** Start of Document section **
How do we define emotion for a robot?

“Continuous dimensional emotion can help a robot capture the time dynamics of a speaker’s emotional state and accordingly adjust its manner of interaction and content in real time,” said Professor Masashi Unoki from Japan Advanced Institute of Science and Technology (JAIST), who works on speech recognition and processing.

Emotions such as happiness, sadness, and anger are well-understood by us but can be hard for robots to figure out.

Researchers want to give robots listening capacity

Essentially, they want to get the robot to understand “temporal modulation cues”, which capture the dynamics of dimensional emotions. Neural networks can then be employed to extract features from these cues that reflect this time dynamics.

However, due to the complexity and variety of auditory perception models, the feature extraction part turns out to be significantly difficult.

How did the researchers figure this out?

The researchers have proposed a novel feature called multi-resolution modulation-filtered cochleagram (MMCG), which combines four modulation-filtered cochleagrams (time-frequency representations of the input sound) at different resolutions to obtain the temporal and contextual modulation cues.

To account for the diversity of the cochleagrams, researchers designed a parallel neural network architecture called “long short-term memory” (LSTM), which modelled the time variations of multi-resolution signals from the cochleagrams and carried out extensive experiments on two datasets of spontaneous speech.

Robots with emotional intelligence, soon?

Professor Unoki further commented: “Our next goal is to analyze the robustness of environmental noise sources and investigate our feature for other tasks, such as categorical emotion recognition, speech separation, and voice activity detection.”
** End of Document section **
** Start of Exercise material **
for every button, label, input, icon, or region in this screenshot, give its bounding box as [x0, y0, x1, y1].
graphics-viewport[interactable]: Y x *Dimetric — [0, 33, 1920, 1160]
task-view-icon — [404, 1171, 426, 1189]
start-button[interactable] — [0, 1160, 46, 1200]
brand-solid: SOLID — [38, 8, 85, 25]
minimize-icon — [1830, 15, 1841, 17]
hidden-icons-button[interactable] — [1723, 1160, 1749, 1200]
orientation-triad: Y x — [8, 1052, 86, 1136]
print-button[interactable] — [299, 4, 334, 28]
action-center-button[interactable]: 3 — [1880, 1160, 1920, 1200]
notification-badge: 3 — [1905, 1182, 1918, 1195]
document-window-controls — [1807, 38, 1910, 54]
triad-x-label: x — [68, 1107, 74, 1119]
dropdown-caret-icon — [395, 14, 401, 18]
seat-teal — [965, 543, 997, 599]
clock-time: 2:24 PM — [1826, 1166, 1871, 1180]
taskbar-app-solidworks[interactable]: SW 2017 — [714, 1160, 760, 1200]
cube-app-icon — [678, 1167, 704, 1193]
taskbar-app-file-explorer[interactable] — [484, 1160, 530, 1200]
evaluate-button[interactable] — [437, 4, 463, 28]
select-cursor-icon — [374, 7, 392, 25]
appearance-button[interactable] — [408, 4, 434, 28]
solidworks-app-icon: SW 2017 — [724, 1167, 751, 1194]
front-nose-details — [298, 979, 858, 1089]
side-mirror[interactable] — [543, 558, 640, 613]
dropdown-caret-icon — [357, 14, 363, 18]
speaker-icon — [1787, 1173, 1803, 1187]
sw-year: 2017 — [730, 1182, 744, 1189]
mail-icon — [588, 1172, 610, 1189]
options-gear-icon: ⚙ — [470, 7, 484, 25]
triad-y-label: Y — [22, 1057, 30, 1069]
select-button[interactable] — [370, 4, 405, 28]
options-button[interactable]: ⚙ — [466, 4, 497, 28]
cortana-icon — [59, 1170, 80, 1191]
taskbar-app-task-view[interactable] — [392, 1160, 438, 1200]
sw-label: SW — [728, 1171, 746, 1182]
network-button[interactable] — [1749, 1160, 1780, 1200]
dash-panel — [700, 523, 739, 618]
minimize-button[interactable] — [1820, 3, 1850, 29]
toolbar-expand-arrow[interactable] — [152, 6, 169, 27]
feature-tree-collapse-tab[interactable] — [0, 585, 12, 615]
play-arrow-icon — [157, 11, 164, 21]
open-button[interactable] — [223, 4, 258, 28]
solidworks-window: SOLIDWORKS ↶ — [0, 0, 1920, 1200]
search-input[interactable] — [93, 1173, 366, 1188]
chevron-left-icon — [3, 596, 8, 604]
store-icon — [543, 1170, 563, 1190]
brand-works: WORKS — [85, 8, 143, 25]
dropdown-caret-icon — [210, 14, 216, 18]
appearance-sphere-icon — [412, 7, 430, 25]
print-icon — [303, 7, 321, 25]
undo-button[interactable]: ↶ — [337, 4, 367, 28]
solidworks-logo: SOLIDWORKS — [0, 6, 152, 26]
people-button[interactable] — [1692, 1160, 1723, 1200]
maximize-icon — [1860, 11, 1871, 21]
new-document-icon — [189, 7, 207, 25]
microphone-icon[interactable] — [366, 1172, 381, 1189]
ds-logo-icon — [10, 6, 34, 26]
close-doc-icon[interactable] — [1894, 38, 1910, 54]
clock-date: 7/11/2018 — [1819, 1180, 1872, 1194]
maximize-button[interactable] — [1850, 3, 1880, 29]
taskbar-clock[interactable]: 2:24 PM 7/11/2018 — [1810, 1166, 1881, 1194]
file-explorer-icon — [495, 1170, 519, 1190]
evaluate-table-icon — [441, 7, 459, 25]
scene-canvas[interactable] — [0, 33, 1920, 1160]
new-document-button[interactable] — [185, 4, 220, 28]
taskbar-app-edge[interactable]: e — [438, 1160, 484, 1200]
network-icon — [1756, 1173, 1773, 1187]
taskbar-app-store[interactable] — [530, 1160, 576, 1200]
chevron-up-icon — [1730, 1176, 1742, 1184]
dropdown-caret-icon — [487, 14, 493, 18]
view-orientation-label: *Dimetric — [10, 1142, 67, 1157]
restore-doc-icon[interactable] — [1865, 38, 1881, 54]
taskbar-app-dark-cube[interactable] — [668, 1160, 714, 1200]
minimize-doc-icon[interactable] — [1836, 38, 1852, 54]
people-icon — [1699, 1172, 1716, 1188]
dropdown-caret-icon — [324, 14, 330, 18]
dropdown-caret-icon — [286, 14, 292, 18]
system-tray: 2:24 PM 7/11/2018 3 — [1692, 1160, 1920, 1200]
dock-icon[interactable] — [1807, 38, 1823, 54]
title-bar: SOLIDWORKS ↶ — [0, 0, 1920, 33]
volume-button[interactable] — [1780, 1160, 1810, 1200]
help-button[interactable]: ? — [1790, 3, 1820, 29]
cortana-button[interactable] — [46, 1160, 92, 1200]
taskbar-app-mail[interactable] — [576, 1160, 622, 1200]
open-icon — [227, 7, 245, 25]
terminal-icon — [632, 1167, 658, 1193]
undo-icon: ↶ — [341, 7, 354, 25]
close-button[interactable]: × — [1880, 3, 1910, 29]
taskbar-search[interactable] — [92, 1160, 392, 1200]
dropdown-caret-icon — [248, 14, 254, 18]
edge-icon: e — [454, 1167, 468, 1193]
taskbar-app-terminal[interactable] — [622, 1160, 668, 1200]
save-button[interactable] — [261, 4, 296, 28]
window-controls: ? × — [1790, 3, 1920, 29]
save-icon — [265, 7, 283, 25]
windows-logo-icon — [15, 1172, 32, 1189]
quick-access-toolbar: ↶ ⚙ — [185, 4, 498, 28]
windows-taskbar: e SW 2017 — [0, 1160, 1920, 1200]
** End of Exercise material **
_Tasks to carry out_.
**1.** In the text on robot emotion, how many modulation-filtered cochleagrams does the multi-resolution modulation-filtered cochleagram (MMCG) combine?
**2.** Reproduce the records from their first line through the line containing "action-center-button[interactable]: 3 —", both ends included, with "bounding box" replaced by "enclosing rectangle" and nothing else altered. Give only those lines.

_Answers to the exercise_.
**1.** Four, at different resolutions.

**2.**
for every button, label, input, icon, or region in this screenshot, give its enclosing rectangle as [x0, y0, x1, y1].
graphics-viewport[interactable]: Y x *Dimetric — [0, 33, 1920, 1160]
task-view-icon — [404, 1171, 426, 1189]
start-button[interactable] — [0, 1160, 46, 1200]
brand-solid: SOLID — [38, 8, 85, 25]
minimize-icon — [1830, 15, 1841, 17]
hidden-icons-button[interactable] — [1723, 1160, 1749, 1200]
orientation-triad: Y x — [8, 1052, 86, 1136]
print-button[interactable] — [299, 4, 334, 28]
action-center-button[interactable]: 3 — [1880, 1160, 1920, 1200]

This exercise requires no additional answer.